**EXERCISE BRIEF**: Give back all the data exactly, line by line.

**PROVIDED DATA**:

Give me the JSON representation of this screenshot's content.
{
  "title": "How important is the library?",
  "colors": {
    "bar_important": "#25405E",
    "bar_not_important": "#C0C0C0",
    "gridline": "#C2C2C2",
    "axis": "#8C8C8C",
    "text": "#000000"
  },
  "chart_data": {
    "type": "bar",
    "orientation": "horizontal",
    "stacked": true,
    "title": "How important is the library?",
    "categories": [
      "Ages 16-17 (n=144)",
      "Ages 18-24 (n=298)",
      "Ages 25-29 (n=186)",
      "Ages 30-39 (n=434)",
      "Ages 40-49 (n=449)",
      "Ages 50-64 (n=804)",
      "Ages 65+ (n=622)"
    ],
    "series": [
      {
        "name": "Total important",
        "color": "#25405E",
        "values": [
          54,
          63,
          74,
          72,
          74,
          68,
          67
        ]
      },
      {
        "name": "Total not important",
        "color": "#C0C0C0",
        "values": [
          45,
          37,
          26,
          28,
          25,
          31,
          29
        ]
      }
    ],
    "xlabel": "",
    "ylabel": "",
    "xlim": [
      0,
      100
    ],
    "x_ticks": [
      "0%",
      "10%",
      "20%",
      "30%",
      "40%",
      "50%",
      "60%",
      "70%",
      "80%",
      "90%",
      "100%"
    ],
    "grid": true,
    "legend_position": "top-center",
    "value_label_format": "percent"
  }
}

**ANSWER**:
Give me the JSON representation of this screenshot's content.
{
  "title": "How important is the library?",
  "colors": {
    "bar_important": "#25405E",
    "bar_not_important": "#C0C0C0",
    "gridline": "#C2C2C2",
    "axis": "#8C8C8C",
    "text": "#000000"
  },
  "chart_data": {
    "type": "bar",
    "orientation": "horizontal",
    "stacked": true,
    "title": "How important is the library?",
    "categories": [
      "Ages 16-17 (n=144)",
      "Ages 18-24 (n=298)",
      "Ages 25-29 (n=186)",
      "Ages 30-39 (n=434)",
      "Ages 40-49 (n=449)",
      "Ages 50-64 (n=804)",
      "Ages 65+ (n=622)"
    ],
    "series": [
      {
        "name": "Total important",
        "color": "#25405E",
        "values": [
          54,
          63,
          74,
          72,
          74,
          68,
          67
        ]
      },
      {
        "name": "Total not important",
        "color": "#C0C0C0",
        "values": [
          45,
          37,
          26,
          28,
          25,
          31,
          29
        ]
      }
    ],
    "xlabel": "",
    "ylabel": "",
    "xlim": [
      0,
      100
    ],
    "x_ticks": [
      "0%",
      "10%",
      "20%",
      "30%",
      "40%",
      "50%",
      "60%",
      "70%",
      "80%",
      "90%",
      "100%"
    ],
    "grid": true,
    "legend_position": "top-center",
    "value_label_format": "percent"
  }
}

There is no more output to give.